◆ The request ◆
Copy out the lines that include the word "время".

◆ Given information ◆

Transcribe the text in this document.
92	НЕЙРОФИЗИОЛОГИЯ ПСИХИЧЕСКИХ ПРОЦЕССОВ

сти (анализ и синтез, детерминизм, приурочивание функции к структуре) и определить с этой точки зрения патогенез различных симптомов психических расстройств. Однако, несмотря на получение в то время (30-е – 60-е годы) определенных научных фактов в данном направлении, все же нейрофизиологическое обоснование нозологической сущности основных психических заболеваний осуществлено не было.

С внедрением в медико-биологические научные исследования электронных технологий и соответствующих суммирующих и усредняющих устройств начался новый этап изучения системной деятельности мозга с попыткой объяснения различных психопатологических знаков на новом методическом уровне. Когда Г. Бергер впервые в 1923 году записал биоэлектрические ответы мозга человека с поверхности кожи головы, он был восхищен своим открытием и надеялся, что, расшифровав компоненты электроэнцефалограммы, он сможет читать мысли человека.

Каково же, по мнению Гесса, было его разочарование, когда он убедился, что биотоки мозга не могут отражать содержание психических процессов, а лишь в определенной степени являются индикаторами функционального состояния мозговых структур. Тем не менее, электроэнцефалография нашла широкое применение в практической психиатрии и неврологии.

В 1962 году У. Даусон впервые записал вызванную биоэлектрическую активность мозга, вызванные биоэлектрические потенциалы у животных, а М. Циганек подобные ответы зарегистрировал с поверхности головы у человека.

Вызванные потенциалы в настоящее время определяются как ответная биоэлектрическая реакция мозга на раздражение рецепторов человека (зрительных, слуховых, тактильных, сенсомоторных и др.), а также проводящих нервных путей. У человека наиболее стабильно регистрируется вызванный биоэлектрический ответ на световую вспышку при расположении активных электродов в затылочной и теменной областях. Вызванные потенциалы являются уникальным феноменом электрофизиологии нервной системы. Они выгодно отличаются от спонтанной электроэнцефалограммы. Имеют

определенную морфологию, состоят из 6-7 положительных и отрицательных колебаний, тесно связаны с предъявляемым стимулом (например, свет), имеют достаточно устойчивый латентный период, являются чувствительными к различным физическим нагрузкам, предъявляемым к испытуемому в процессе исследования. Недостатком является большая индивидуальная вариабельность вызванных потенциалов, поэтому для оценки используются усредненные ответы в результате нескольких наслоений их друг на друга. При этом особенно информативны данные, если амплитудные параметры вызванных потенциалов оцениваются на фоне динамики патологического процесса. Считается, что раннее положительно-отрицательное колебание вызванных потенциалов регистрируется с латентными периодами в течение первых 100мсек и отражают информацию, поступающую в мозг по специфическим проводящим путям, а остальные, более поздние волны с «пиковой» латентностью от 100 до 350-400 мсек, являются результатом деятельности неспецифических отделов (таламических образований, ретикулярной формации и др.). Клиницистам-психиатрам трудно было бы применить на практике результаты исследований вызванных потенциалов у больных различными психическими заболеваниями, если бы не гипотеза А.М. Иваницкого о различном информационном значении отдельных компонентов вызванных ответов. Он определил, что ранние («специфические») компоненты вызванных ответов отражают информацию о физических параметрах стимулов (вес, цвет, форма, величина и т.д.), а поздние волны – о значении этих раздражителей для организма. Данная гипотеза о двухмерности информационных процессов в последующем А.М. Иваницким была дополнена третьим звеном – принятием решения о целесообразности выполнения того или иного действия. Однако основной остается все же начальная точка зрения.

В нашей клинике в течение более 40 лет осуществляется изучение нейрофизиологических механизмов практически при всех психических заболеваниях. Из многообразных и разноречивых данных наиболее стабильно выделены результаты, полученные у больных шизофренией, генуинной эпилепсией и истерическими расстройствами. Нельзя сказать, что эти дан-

◆ Finished answer ◆
сти (анализ и синтез, детерминизм, приурочивание функции к структуре) и определить с этой точки зрения патогенез различных симптомов психических расстройств. Однако, несмотря на получение в то время (30-е – 60-е годы) определенных научных фактов в данном направлении, все же нейрофизиологическое обоснование нозологической сущности основных психических заболеваний осуществлено не было.
Вызванные потенциалы в настоящее время определяются как ответная биоэлектрическая реакция мозга на раздражение рецепторов человека (зрительных, слуховых, тактильных, сенсомоторных и др.), а также проводящих нервных путей. У человека наиболее стабильно регистрируется вызванный биоэлектрический ответ на световую вспышку при расположении активных электродов в затылочной и теменной областях. Вызванные потенциалы являются уникальным феноменом электрофизиологии нервной системы. Они выгодно отличаются от спонтанной электроэнцефалограммы. Имеют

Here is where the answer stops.